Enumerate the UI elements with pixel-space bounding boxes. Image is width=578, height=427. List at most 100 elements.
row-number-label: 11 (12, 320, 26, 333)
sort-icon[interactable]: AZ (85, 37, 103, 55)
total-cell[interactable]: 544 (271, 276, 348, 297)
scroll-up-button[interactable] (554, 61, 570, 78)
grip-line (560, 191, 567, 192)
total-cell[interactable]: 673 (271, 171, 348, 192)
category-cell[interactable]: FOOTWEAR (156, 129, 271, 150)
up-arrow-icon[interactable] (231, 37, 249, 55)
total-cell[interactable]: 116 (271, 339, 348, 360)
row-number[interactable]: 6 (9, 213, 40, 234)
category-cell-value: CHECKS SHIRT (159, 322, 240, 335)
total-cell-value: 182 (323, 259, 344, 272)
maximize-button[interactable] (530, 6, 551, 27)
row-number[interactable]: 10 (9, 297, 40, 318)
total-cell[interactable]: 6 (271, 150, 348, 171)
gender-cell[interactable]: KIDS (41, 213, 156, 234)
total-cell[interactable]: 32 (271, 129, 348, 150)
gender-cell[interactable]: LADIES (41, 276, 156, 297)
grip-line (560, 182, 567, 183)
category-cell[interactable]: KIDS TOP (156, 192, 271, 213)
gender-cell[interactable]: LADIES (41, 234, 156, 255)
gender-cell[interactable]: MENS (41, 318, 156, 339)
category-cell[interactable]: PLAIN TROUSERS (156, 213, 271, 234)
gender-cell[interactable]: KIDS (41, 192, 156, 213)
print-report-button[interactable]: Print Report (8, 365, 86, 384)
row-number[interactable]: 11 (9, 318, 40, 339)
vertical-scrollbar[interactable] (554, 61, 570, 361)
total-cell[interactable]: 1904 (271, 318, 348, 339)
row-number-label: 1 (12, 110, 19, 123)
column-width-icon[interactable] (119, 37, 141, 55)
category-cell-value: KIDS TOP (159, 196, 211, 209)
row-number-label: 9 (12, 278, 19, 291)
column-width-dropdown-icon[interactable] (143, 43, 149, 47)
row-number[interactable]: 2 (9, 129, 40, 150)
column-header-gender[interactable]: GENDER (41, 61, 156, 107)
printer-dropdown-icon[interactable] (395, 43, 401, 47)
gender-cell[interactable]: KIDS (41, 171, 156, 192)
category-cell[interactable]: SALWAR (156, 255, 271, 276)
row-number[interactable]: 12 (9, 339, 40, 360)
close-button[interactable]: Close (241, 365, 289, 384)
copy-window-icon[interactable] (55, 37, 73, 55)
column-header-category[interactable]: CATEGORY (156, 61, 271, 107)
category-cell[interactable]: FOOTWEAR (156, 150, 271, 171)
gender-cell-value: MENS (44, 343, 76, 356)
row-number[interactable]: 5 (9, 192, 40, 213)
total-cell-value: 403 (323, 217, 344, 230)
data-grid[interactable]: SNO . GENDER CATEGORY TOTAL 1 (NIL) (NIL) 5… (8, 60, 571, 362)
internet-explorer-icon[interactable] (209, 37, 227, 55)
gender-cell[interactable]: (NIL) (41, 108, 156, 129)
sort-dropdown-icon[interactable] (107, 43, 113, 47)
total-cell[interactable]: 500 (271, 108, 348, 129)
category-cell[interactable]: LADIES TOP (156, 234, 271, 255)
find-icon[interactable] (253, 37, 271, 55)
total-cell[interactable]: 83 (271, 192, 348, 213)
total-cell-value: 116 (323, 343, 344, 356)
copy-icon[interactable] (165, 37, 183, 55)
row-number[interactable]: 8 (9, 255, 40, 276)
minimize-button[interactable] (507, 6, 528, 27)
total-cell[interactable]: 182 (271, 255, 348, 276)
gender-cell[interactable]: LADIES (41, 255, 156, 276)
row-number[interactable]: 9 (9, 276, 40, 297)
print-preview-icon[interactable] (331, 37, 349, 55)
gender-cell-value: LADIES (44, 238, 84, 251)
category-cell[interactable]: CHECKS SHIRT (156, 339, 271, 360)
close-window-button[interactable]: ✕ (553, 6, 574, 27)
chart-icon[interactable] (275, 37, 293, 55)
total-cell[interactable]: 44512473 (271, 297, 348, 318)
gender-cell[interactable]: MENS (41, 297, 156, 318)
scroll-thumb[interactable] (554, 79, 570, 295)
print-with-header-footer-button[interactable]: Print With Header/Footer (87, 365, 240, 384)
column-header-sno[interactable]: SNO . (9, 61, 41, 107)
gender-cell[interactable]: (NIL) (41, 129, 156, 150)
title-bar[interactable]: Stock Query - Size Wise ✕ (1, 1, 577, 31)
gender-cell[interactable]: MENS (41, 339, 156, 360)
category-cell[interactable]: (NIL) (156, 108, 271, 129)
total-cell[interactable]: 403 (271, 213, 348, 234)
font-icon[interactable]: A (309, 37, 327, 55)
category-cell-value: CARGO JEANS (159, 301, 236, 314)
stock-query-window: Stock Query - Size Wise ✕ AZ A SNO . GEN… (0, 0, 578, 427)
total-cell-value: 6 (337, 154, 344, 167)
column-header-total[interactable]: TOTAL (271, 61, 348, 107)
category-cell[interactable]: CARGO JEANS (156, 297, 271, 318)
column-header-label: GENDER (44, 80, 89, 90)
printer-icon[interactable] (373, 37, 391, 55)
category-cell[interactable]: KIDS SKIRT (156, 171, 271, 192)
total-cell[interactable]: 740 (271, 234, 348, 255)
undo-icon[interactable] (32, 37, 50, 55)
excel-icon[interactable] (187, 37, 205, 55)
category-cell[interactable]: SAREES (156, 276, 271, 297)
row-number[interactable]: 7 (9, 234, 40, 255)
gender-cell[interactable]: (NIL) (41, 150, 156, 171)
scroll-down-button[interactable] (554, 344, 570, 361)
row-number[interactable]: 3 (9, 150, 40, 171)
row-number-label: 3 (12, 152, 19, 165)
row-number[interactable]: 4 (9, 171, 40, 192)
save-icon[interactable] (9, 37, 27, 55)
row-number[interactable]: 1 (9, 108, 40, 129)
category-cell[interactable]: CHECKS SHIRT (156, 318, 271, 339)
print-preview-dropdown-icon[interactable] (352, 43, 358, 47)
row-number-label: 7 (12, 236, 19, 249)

####################

**Task description**.
Reproduce the material above line for line, changing nothing.

**Response to the task**.
Enumerate the UI elements with pixel-space bounding boxes. Image is width=578, height=427. List at most 100 elements.
row-number-label: 11 (12, 320, 26, 333)
sort-icon[interactable]: AZ (85, 37, 103, 55)
total-cell[interactable]: 544 (271, 276, 348, 297)
scroll-up-button[interactable] (554, 61, 570, 78)
grip-line (560, 191, 567, 192)
total-cell[interactable]: 673 (271, 171, 348, 192)
category-cell[interactable]: FOOTWEAR (156, 129, 271, 150)
up-arrow-icon[interactable] (231, 37, 249, 55)
total-cell[interactable]: 116 (271, 339, 348, 360)
row-number[interactable]: 6 (9, 213, 40, 234)
category-cell-value: CHECKS SHIRT (159, 322, 240, 335)
total-cell-value: 182 (323, 259, 344, 272)
maximize-button[interactable] (530, 6, 551, 27)
row-number[interactable]: 10 (9, 297, 40, 318)
total-cell[interactable]: 6 (271, 150, 348, 171)
gender-cell[interactable]: KIDS (41, 213, 156, 234)
total-cell[interactable]: 32 (271, 129, 348, 150)
gender-cell[interactable]: LADIES (41, 276, 156, 297)
grip-line (560, 182, 567, 183)
category-cell[interactable]: KIDS TOP (156, 192, 271, 213)
gender-cell[interactable]: LADIES (41, 234, 156, 255)
gender-cell[interactable]: MENS (41, 318, 156, 339)
category-cell[interactable]: PLAIN TROUSERS (156, 213, 271, 234)
gender-cell[interactable]: KIDS (41, 192, 156, 213)
print-report-button[interactable]: Print Report (8, 365, 86, 384)
row-number[interactable]: 11 (9, 318, 40, 339)
vertical-scrollbar[interactable] (554, 61, 570, 361)
total-cell[interactable]: 1904 (271, 318, 348, 339)
row-number-label: 1 (12, 110, 19, 123)
column-width-icon[interactable] (119, 37, 141, 55)
category-cell-value: KIDS TOP (159, 196, 211, 209)
row-number-label: 9 (12, 278, 19, 291)
column-width-dropdown-icon[interactable] (143, 43, 149, 47)
row-number[interactable]: 2 (9, 129, 40, 150)
column-header-gender[interactable]: GENDER (41, 61, 156, 107)
printer-dropdown-icon[interactable] (395, 43, 401, 47)
gender-cell[interactable]: KIDS (41, 171, 156, 192)
category-cell[interactable]: SALWAR (156, 255, 271, 276)
row-number[interactable]: 12 (9, 339, 40, 360)
close-button[interactable]: Close (241, 365, 289, 384)
copy-window-icon[interactable] (55, 37, 73, 55)
column-header-category[interactable]: CATEGORY (156, 61, 271, 107)
category-cell[interactable]: FOOTWEAR (156, 150, 271, 171)
gender-cell-value: MENS (44, 343, 76, 356)
row-number[interactable]: 5 (9, 192, 40, 213)
total-cell-value: 403 (323, 217, 344, 230)
data-grid[interactable]: SNO . GENDER CATEGORY TOTAL 1 (NIL) (NIL) 5… (8, 60, 571, 362)
internet-explorer-icon[interactable] (209, 37, 227, 55)
gender-cell[interactable]: (NIL) (41, 108, 156, 129)
sort-dropdown-icon[interactable] (107, 43, 113, 47)
total-cell[interactable]: 500 (271, 108, 348, 129)
category-cell[interactable]: LADIES TOP (156, 234, 271, 255)
find-icon[interactable] (253, 37, 271, 55)
total-cell[interactable]: 83 (271, 192, 348, 213)
total-cell-value: 116 (323, 343, 344, 356)
copy-icon[interactable] (165, 37, 183, 55)
row-number[interactable]: 8 (9, 255, 40, 276)
minimize-button[interactable] (507, 6, 528, 27)
total-cell[interactable]: 182 (271, 255, 348, 276)
gender-cell[interactable]: LADIES (41, 255, 156, 276)
row-number[interactable]: 9 (9, 276, 40, 297)
print-preview-icon[interactable] (331, 37, 349, 55)
gender-cell-value: LADIES (44, 238, 84, 251)
category-cell[interactable]: CHECKS SHIRT (156, 339, 271, 360)
close-window-button[interactable]: ✕ (553, 6, 574, 27)
chart-icon[interactable] (275, 37, 293, 55)
total-cell[interactable]: 44512473 (271, 297, 348, 318)
gender-cell[interactable]: MENS (41, 297, 156, 318)
scroll-thumb[interactable] (554, 79, 570, 295)
print-with-header-footer-button[interactable]: Print With Header/Footer (87, 365, 240, 384)
column-header-sno[interactable]: SNO . (9, 61, 41, 107)
gender-cell[interactable]: (NIL) (41, 129, 156, 150)
title-bar[interactable]: Stock Query - Size Wise ✕ (1, 1, 577, 31)
gender-cell[interactable]: MENS (41, 339, 156, 360)
category-cell[interactable]: (NIL) (156, 108, 271, 129)
total-cell[interactable]: 403 (271, 213, 348, 234)
font-icon[interactable]: A (309, 37, 327, 55)
category-cell-value: CARGO JEANS (159, 301, 236, 314)
stock-query-window: Stock Query - Size Wise ✕ AZ A SNO . GEN… (0, 0, 578, 427)
total-cell-value: 6 (337, 154, 344, 167)
column-header-total[interactable]: TOTAL (271, 61, 348, 107)
category-cell[interactable]: CARGO JEANS (156, 297, 271, 318)
column-header-label: GENDER (44, 80, 89, 90)
printer-icon[interactable] (373, 37, 391, 55)
category-cell[interactable]: KIDS SKIRT (156, 171, 271, 192)
total-cell[interactable]: 740 (271, 234, 348, 255)
undo-icon[interactable] (32, 37, 50, 55)
excel-icon[interactable] (187, 37, 205, 55)
category-cell[interactable]: SAREES (156, 276, 271, 297)
row-number[interactable]: 7 (9, 234, 40, 255)
gender-cell[interactable]: (NIL) (41, 150, 156, 171)
scroll-down-button[interactable] (554, 344, 570, 361)
row-number[interactable]: 3 (9, 150, 40, 171)
row-number-label: 3 (12, 152, 19, 165)
row-number[interactable]: 4 (9, 171, 40, 192)
save-icon[interactable] (9, 37, 27, 55)
row-number[interactable]: 1 (9, 108, 40, 129)
category-cell[interactable]: CHECKS SHIRT (156, 318, 271, 339)
print-preview-dropdown-icon[interactable] (352, 43, 358, 47)
row-number-label: 7 (12, 236, 19, 249)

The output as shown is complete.